+++ Rows +++

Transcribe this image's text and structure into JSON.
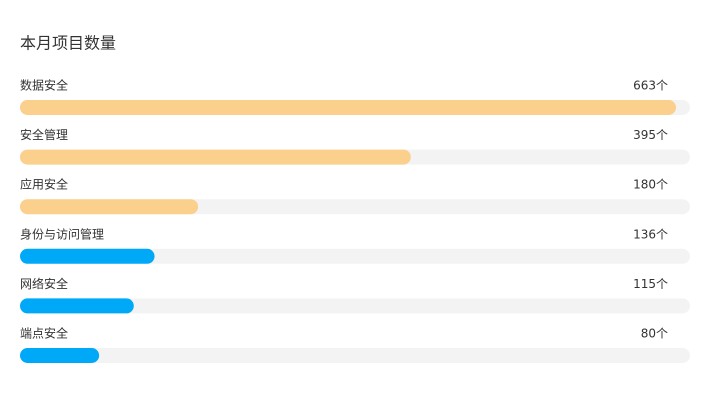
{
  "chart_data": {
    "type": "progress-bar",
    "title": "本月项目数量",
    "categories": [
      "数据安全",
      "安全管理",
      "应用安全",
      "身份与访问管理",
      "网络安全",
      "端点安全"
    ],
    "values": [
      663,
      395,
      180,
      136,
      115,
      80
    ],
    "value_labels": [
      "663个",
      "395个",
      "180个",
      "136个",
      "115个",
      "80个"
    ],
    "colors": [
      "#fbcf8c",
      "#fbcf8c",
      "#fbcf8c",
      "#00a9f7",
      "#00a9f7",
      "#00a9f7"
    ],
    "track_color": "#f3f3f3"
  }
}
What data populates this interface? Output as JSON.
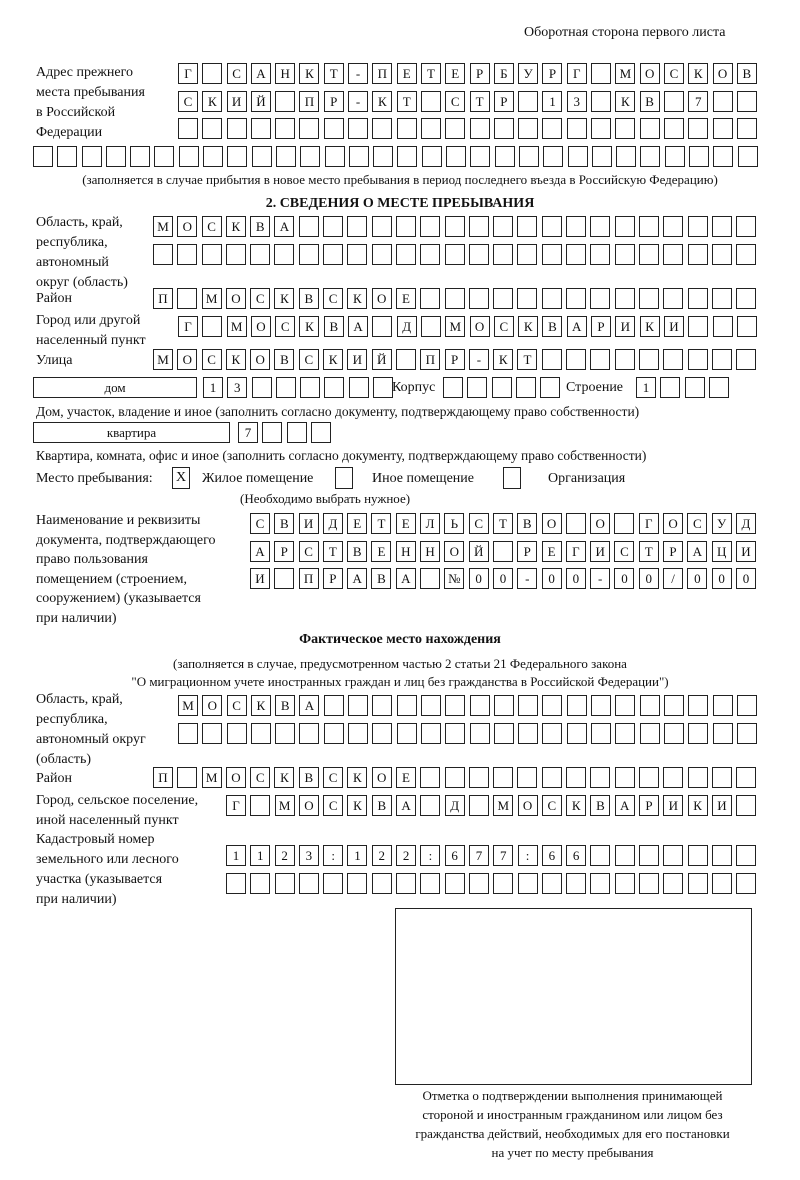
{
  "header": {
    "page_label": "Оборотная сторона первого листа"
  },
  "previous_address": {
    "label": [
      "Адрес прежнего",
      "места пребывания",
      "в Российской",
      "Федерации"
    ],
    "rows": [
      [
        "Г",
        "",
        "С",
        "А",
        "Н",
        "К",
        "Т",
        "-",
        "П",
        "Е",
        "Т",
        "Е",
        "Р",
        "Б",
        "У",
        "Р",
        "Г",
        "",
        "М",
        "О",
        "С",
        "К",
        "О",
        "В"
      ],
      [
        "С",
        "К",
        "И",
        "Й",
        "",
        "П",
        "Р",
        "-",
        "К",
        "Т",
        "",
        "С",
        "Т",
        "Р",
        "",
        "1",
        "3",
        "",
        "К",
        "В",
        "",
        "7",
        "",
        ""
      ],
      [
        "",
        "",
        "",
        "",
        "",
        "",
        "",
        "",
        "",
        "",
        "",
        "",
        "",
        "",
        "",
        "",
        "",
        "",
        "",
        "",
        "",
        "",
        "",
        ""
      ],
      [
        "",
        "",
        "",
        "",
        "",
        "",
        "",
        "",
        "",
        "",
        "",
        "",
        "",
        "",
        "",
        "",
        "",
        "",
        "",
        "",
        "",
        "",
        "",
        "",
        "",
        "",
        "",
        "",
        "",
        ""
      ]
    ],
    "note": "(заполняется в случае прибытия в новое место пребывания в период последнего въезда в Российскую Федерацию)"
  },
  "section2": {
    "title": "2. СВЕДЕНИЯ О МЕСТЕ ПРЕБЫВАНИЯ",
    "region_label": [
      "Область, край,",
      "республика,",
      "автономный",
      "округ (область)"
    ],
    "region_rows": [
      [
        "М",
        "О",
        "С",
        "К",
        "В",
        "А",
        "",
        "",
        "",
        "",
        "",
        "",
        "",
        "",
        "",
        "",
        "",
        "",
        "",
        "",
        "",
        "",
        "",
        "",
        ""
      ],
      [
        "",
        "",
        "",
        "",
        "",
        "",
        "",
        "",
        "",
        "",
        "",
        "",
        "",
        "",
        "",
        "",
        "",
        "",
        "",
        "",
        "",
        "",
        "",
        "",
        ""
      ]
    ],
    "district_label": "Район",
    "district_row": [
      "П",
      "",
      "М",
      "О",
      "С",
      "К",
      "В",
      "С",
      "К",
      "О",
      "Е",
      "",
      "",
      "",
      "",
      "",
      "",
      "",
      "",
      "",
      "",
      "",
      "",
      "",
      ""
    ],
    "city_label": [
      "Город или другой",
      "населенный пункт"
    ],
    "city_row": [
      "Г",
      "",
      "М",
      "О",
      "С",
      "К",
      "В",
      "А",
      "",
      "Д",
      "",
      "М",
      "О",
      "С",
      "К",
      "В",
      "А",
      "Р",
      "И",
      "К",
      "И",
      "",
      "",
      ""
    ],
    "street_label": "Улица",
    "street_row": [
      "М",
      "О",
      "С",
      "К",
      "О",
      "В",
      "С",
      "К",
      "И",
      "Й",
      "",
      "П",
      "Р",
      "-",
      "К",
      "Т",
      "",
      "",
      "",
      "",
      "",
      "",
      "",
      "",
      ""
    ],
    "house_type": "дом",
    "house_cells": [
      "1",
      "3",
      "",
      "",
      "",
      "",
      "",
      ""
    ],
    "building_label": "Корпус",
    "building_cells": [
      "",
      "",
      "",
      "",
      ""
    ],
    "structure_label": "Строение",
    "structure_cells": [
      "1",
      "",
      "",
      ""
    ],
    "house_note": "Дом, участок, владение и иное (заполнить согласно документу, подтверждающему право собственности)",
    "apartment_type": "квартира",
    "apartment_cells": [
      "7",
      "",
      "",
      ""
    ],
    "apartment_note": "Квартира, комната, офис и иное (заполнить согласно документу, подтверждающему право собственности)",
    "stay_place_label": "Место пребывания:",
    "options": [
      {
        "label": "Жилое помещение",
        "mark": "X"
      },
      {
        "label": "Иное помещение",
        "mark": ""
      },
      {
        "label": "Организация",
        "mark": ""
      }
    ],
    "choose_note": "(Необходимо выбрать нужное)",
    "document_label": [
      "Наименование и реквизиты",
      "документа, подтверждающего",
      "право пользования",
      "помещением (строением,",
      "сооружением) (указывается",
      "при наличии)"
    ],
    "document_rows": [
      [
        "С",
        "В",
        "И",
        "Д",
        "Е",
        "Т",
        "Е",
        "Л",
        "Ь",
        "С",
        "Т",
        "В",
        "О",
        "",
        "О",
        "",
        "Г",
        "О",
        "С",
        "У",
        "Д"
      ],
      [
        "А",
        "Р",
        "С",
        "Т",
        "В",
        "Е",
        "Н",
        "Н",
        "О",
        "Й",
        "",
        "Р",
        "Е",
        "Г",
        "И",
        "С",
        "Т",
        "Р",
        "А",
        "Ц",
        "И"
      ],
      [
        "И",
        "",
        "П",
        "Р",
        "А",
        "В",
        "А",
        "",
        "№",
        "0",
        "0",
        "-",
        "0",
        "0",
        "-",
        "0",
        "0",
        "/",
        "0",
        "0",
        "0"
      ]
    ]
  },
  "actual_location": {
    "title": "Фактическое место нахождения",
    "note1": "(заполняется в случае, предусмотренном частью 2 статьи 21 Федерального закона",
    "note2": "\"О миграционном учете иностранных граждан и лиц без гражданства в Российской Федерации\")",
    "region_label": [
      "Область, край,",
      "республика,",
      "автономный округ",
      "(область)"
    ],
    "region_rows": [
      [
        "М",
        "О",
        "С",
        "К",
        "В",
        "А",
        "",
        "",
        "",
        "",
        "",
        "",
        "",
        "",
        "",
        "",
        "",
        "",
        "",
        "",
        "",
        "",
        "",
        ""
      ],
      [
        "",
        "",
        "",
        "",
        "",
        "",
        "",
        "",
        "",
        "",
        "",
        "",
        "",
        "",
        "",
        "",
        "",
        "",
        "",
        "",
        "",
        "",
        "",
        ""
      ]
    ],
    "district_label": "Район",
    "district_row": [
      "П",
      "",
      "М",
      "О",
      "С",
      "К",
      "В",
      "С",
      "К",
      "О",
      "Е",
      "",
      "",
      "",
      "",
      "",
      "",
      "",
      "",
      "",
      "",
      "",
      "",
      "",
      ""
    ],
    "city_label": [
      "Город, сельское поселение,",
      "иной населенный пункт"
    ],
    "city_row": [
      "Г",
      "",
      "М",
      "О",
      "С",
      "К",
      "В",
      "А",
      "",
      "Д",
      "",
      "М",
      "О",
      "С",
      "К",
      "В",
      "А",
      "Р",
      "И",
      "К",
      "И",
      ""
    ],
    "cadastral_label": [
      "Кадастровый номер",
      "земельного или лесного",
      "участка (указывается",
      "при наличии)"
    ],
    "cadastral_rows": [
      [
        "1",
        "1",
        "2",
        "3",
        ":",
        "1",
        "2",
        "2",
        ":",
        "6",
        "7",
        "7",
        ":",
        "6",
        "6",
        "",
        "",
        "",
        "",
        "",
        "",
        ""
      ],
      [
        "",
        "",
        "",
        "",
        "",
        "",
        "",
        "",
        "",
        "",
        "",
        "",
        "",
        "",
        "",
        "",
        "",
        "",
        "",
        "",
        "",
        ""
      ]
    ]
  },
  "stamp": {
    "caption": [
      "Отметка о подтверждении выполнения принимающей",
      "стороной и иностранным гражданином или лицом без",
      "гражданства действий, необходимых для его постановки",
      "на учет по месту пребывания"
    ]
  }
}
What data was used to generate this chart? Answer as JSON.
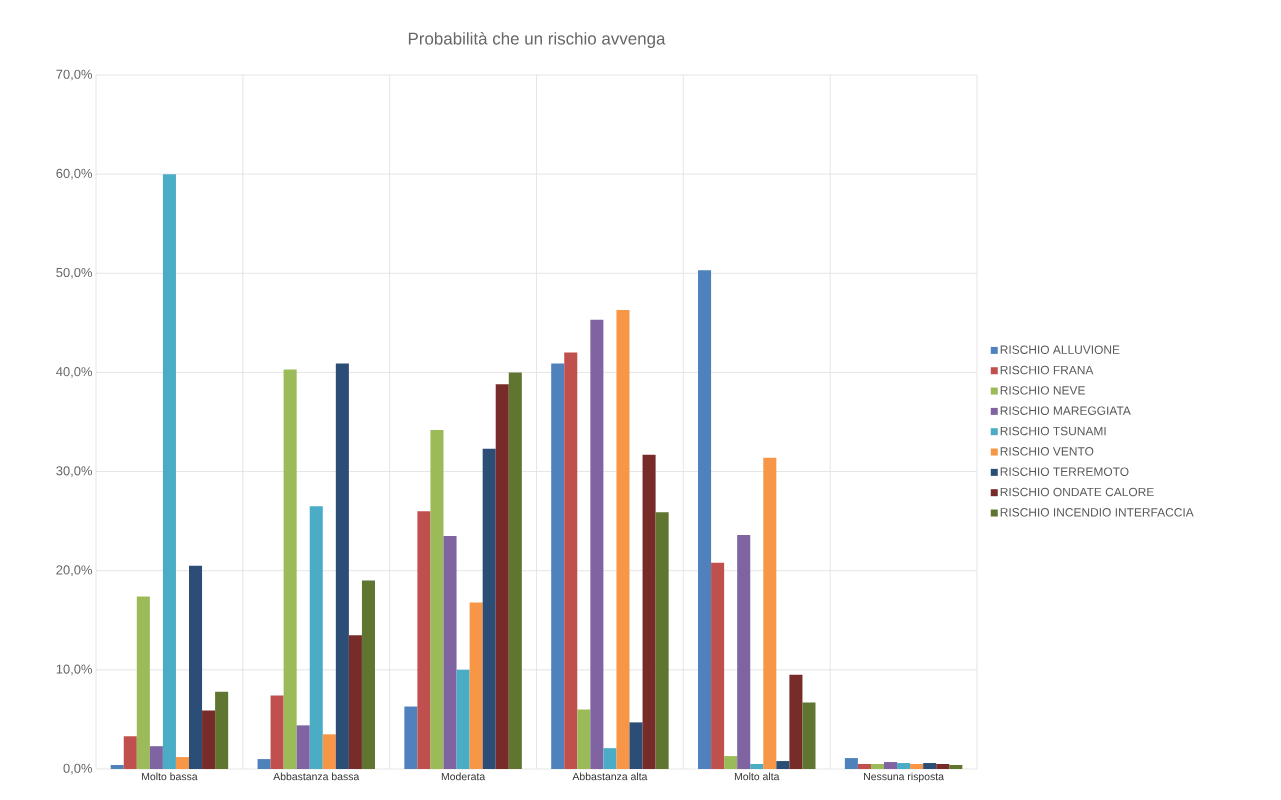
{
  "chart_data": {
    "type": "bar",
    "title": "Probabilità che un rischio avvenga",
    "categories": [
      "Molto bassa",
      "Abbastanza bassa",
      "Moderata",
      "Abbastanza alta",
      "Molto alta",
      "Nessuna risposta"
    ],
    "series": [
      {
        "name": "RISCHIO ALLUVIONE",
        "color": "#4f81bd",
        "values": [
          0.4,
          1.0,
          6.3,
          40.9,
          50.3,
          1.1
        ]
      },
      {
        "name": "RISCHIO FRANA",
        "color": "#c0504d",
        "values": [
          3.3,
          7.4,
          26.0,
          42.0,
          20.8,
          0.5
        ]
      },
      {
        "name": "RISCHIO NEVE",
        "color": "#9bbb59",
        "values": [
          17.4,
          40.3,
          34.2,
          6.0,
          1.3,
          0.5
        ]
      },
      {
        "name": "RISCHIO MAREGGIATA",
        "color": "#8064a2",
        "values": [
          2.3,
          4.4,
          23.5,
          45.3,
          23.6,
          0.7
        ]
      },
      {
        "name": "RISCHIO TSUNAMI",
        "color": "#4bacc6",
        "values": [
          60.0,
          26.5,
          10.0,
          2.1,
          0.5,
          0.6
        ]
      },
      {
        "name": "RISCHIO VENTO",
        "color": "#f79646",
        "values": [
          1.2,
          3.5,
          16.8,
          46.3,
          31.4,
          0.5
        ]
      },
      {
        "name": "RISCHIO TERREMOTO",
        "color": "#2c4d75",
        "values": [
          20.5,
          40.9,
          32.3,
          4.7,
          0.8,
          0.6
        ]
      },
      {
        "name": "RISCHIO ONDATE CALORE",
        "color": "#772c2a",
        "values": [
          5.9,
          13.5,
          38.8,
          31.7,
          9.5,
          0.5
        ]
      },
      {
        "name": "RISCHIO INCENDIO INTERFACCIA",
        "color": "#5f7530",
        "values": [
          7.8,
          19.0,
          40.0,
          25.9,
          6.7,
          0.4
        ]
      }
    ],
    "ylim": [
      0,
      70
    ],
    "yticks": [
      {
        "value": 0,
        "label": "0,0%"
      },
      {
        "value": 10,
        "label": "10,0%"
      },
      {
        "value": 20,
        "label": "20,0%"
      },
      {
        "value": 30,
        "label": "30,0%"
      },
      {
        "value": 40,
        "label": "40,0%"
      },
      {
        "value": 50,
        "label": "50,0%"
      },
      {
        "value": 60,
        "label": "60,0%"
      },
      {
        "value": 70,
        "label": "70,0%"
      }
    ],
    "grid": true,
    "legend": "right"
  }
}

+++

• Prompt: Write down every line of the data above that includes the string "пункт".

• Result:
      "населенный пункт"
      "иной населенный пункт"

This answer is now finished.